*Your goal*
Images embedded in the records are excluded; print everything else exactly as given.

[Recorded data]

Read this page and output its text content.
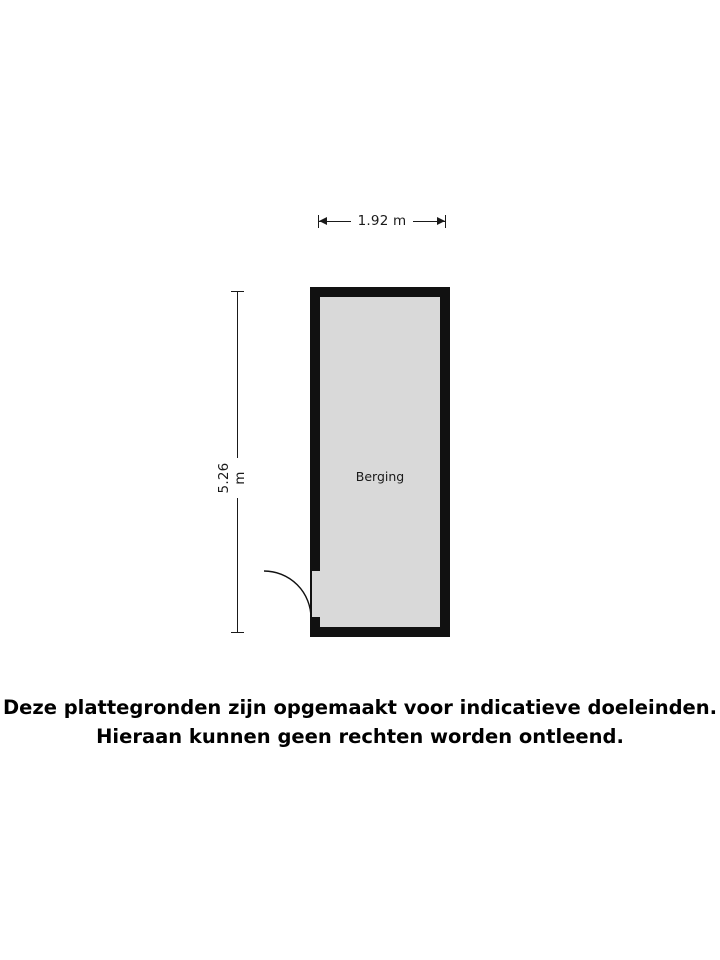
1.92 m
5.26 m	Berging
Deze plattegronden zijn opgemaakt voor indicatieve doeleinden.
Hieraan kunnen geen rechten worden ontleend.
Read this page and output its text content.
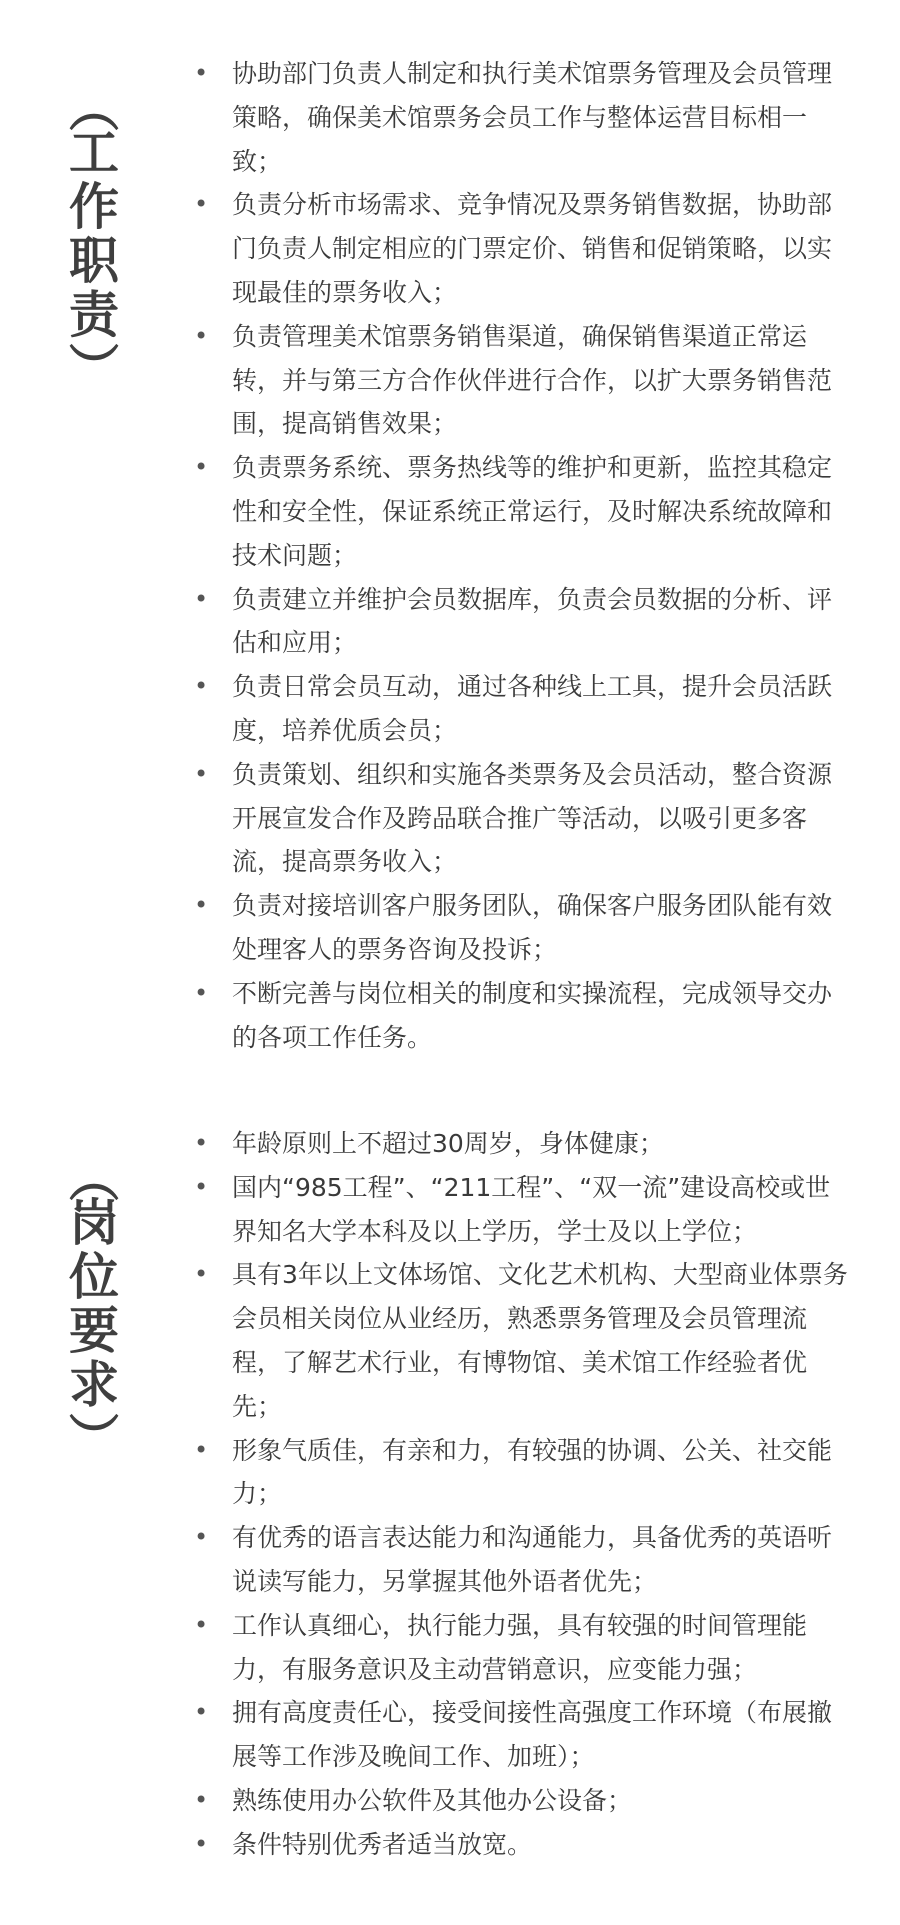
（
工作职责
）
• 协助部门负责人制定和执行美术馆票务管理及会员管理策略，确保美术馆票务会员工作与整体运营目标相一致；
• 负责分析市场需求、竞争情况及票务销售数据，协助部门负责人制定相应的门票定价、销售和促销策略，以实现最佳的票务收入；
• 负责管理美术馆票务销售渠道，确保销售渠道正常运转，并与第三方合作伙伴进行合作，以扩大票务销售范围，提高销售效果；
• 负责票务系统、票务热线等的维护和更新，监控其稳定性和安全性，保证系统正常运行，及时解决系统故障和技术问题；
• 负责建立并维护会员数据库，负责会员数据的分析、评估和应用；
• 负责日常会员互动，通过各种线上工具，提升会员活跃度，培养优质会员；
• 负责策划、组织和实施各类票务及会员活动，整合资源开展宣发合作及跨品联合推广等活动，以吸引更多客流，提高票务收入；
• 负责对接培训客户服务团队，确保客户服务团队能有效处理客人的票务咨询及投诉；
• 不断完善与岗位相关的制度和实操流程，完成领导交办的各项工作任务。
（
岗位要求
）
• 年龄原则上不超过30周岁，身体健康；
• 国内“985工程”、“211工程”、“双一流”建设高校或世界知名大学本科及以上学历，学士及以上学位；
• 具有3年以上文体场馆、文化艺术机构、大型商业体票务会员相关岗位从业经历，熟悉票务管理及会员管理流程，了解艺术行业，有博物馆、美术馆工作经验者优先；
• 形象气质佳，有亲和力，有较强的协调、公关、社交能力；
• 有优秀的语言表达能力和沟通能力，具备优秀的英语听说读写能力，另掌握其他外语者优先；
• 工作认真细心，执行能力强，具有较强的时间管理能力，有服务意识及主动营销意识，应变能力强；
• 拥有高度责任心，接受间接性高强度工作环境（布展撤展等工作涉及晚间工作、加班）；
• 熟练使用办公软件及其他办公设备；
• 条件特别优秀者适当放宽。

*Task result*
Read this page and output its text content.
1.92 m
5.26 m	Berging
Deze plattegronden zijn opgemaakt voor indicatieve doeleinden.
Hieraan kunnen geen rechten worden ontleend.
Read this page and output its text content.
（
工作职责
）
• 协助部门负责人制定和执行美术馆票务管理及会员管理策略，确保美术馆票务会员工作与整体运营目标相一致；
• 负责分析市场需求、竞争情况及票务销售数据，协助部门负责人制定相应的门票定价、销售和促销策略，以实现最佳的票务收入；
• 负责管理美术馆票务销售渠道，确保销售渠道正常运转，并与第三方合作伙伴进行合作，以扩大票务销售范围，提高销售效果；
• 负责票务系统、票务热线等的维护和更新，监控其稳定性和安全性，保证系统正常运行，及时解决系统故障和技术问题；
• 负责建立并维护会员数据库，负责会员数据的分析、评估和应用；
• 负责日常会员互动，通过各种线上工具，提升会员活跃度，培养优质会员；
• 负责策划、组织和实施各类票务及会员活动，整合资源开展宣发合作及跨品联合推广等活动，以吸引更多客流，提高票务收入；
• 负责对接培训客户服务团队，确保客户服务团队能有效处理客人的票务咨询及投诉；
• 不断完善与岗位相关的制度和实操流程，完成领导交办的各项工作任务。
（
岗位要求
）
• 年龄原则上不超过30周岁，身体健康；
• 国内“985工程”、“211工程”、“双一流”建设高校或世界知名大学本科及以上学历，学士及以上学位；
• 具有3年以上文体场馆、文化艺术机构、大型商业体票务会员相关岗位从业经历，熟悉票务管理及会员管理流程，了解艺术行业，有博物馆、美术馆工作经验者优先；
• 形象气质佳，有亲和力，有较强的协调、公关、社交能力；
• 有优秀的语言表达能力和沟通能力，具备优秀的英语听说读写能力，另掌握其他外语者优先；
• 工作认真细心，执行能力强，具有较强的时间管理能力，有服务意识及主动营销意识，应变能力强；
• 拥有高度责任心，接受间接性高强度工作环境（布展撤展等工作涉及晚间工作、加班）；
• 熟练使用办公软件及其他办公设备；
• 条件特别优秀者适当放宽。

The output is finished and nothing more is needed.